Task description
Only the number is wanted: count the lines that contain "JSON".

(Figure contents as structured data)
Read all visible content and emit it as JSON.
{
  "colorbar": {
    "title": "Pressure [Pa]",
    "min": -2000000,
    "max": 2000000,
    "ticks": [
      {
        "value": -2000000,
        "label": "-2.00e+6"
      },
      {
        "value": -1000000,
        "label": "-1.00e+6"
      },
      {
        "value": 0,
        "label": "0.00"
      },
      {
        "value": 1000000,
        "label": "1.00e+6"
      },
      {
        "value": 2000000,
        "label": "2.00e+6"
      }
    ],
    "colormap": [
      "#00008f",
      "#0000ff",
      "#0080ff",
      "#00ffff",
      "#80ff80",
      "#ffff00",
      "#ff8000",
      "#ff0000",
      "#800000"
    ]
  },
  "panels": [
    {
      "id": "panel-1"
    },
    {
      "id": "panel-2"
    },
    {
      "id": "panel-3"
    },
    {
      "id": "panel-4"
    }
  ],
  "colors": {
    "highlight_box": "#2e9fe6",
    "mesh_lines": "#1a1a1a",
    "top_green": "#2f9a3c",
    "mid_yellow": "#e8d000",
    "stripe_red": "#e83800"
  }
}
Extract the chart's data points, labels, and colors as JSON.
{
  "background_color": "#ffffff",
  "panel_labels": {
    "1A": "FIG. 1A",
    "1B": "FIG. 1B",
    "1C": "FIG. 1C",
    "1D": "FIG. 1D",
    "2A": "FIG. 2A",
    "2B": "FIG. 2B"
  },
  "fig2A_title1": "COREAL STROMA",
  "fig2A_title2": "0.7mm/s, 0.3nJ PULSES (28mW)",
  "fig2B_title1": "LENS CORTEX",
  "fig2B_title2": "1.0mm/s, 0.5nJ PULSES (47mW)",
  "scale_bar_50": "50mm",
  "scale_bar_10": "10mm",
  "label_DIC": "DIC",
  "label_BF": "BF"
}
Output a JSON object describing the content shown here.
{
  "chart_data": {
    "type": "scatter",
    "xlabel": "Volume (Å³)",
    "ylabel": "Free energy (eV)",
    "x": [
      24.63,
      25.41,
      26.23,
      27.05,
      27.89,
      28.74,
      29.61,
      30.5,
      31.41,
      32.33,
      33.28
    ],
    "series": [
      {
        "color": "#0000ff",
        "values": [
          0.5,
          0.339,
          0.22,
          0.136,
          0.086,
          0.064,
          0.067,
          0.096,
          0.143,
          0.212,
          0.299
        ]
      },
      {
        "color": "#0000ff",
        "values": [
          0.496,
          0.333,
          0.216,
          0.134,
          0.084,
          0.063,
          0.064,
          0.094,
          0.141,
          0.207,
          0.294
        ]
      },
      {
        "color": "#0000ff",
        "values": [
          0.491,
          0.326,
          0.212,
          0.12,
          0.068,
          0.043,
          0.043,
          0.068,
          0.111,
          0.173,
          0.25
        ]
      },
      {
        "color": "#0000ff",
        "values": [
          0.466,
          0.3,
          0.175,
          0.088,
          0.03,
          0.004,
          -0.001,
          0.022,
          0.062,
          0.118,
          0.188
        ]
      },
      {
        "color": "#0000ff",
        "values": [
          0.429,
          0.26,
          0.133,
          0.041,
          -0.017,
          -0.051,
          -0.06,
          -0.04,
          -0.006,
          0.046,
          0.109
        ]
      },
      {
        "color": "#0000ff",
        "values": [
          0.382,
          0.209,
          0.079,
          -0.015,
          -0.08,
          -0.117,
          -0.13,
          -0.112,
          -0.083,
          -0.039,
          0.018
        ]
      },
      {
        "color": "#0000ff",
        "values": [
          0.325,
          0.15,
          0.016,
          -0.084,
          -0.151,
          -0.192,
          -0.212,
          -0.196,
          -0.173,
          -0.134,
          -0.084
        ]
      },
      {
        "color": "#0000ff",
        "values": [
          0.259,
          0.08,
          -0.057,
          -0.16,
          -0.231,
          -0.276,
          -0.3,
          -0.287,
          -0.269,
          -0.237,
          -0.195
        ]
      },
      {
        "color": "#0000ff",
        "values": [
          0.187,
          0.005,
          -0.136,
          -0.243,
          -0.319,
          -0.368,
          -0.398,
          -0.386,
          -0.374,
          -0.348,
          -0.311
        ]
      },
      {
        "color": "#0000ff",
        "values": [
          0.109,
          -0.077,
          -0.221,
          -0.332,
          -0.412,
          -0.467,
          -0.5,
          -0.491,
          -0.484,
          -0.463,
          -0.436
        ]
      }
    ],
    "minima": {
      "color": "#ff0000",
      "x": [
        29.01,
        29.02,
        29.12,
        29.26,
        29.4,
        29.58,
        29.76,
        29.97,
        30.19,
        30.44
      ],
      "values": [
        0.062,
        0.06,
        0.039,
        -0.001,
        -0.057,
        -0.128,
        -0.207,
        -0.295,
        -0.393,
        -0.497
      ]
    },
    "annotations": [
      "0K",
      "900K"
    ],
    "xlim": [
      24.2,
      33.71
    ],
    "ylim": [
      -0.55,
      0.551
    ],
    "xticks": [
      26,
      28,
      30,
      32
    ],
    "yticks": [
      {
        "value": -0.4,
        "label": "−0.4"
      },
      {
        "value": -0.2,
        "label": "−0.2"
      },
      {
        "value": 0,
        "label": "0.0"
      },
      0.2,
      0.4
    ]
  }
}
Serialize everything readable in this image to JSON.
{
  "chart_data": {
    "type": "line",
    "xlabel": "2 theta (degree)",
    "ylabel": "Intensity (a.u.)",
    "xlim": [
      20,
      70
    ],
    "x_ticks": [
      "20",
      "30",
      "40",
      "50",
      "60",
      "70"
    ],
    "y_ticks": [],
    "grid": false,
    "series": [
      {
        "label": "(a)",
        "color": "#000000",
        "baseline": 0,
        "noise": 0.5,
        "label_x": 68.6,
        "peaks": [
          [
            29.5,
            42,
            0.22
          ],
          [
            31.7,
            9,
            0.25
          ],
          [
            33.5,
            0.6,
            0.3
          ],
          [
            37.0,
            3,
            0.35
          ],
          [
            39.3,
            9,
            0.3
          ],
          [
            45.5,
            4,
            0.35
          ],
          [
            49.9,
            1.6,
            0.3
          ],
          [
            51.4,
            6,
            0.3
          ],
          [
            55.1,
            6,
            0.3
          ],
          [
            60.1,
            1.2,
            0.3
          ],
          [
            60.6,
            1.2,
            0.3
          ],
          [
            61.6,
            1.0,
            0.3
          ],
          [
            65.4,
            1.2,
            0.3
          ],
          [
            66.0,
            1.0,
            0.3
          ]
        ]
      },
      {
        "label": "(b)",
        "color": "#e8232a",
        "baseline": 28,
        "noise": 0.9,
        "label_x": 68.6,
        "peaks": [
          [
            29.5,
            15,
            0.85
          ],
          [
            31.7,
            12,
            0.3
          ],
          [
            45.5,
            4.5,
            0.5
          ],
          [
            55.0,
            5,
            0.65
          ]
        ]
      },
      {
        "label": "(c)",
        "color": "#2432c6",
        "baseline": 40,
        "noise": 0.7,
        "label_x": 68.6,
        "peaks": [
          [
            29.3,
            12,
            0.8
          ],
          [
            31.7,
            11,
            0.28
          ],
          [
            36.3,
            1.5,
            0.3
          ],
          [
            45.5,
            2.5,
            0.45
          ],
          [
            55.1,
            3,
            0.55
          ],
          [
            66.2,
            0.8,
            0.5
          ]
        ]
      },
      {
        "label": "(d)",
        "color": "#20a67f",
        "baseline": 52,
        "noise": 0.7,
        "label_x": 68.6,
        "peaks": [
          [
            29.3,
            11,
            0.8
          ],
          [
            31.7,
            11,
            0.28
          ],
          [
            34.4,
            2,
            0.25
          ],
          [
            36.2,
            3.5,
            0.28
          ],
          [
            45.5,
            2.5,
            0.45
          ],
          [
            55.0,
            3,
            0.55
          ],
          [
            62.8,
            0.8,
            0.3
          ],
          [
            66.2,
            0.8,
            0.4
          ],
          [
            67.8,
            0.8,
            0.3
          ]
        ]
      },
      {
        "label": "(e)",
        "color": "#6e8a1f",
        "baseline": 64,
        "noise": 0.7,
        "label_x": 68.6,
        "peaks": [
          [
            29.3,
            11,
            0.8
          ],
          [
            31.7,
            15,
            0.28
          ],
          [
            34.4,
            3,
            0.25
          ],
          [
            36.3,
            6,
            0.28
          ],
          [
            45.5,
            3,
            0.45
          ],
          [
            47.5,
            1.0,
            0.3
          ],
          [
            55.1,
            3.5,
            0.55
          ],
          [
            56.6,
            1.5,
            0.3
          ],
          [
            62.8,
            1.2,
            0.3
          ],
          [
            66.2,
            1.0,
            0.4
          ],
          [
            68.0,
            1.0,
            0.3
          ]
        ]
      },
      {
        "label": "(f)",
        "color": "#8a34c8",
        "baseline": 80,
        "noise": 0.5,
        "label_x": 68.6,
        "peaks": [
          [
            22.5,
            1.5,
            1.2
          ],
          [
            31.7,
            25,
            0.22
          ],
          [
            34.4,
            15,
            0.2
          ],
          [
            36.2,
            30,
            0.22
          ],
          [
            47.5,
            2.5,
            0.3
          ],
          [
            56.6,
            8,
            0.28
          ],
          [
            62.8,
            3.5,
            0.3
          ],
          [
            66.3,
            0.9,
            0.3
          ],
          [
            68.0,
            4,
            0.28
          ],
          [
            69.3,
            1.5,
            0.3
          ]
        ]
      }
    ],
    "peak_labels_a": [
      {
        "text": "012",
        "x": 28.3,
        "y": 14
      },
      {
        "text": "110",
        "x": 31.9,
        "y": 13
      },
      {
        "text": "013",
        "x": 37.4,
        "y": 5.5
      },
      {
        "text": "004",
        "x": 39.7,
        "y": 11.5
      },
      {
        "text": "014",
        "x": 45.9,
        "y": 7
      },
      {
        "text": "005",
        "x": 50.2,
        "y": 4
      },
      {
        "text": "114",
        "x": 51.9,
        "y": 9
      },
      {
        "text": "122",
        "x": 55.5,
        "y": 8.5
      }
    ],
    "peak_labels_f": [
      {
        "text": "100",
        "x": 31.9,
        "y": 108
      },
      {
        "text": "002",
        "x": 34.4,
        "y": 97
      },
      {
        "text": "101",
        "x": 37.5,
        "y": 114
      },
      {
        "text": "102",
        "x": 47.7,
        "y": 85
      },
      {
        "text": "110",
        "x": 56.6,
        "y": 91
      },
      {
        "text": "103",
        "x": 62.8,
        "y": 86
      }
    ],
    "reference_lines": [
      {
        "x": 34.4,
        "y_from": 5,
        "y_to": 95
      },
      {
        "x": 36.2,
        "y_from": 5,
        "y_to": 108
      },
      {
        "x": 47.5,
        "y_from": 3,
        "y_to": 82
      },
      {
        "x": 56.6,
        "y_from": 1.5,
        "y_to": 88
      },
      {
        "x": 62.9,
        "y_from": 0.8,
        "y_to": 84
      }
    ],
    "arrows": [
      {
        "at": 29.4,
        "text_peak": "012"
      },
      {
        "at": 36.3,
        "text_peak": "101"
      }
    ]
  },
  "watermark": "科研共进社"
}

Response
4